- **Records for the exercise**:
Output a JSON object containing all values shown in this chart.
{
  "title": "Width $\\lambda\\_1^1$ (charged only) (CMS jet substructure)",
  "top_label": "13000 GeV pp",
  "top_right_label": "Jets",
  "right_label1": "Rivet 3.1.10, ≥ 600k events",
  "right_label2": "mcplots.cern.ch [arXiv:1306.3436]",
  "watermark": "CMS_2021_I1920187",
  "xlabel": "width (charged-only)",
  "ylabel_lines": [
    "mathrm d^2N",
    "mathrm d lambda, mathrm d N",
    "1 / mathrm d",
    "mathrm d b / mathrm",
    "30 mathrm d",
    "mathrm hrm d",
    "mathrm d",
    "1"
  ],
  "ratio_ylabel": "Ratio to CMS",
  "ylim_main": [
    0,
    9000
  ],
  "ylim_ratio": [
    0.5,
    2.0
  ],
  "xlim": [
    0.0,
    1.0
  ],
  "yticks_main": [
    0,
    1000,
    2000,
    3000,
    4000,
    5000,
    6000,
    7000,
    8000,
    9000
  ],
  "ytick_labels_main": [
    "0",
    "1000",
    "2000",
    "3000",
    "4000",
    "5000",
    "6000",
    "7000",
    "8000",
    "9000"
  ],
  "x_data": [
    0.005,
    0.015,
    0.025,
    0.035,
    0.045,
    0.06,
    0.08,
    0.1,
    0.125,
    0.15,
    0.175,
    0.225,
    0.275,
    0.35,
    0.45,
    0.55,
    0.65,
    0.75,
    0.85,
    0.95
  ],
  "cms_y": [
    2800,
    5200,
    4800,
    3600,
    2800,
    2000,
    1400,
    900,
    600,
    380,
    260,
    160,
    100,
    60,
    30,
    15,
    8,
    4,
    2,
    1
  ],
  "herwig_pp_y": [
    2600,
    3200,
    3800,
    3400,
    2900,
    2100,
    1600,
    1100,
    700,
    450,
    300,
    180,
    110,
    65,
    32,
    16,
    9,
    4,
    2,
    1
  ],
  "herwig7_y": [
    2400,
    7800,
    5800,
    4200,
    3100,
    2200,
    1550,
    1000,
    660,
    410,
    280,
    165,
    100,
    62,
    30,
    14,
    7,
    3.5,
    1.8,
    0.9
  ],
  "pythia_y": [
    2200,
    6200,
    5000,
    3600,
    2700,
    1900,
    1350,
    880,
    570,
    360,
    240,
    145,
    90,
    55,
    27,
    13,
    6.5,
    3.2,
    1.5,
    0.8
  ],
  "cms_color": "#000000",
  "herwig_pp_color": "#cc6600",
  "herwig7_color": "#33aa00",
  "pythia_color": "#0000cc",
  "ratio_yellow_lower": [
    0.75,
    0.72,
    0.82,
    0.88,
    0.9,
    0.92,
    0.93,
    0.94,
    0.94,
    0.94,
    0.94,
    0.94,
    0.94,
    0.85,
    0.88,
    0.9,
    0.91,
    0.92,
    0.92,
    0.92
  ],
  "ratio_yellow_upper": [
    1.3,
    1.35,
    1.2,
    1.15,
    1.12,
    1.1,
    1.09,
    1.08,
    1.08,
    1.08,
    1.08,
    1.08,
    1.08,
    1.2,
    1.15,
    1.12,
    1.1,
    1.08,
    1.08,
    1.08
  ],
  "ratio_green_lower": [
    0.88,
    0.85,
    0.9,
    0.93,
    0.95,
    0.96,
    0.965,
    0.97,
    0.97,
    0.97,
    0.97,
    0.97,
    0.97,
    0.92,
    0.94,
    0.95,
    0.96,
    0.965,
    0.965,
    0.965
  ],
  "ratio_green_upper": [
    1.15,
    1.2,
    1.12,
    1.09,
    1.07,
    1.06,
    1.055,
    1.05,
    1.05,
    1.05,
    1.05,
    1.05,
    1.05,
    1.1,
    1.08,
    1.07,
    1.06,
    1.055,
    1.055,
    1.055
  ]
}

- **Stated problem**: State how many lines of the records above contain the word "lambda", and give only that number.

- **Worked solution**: 2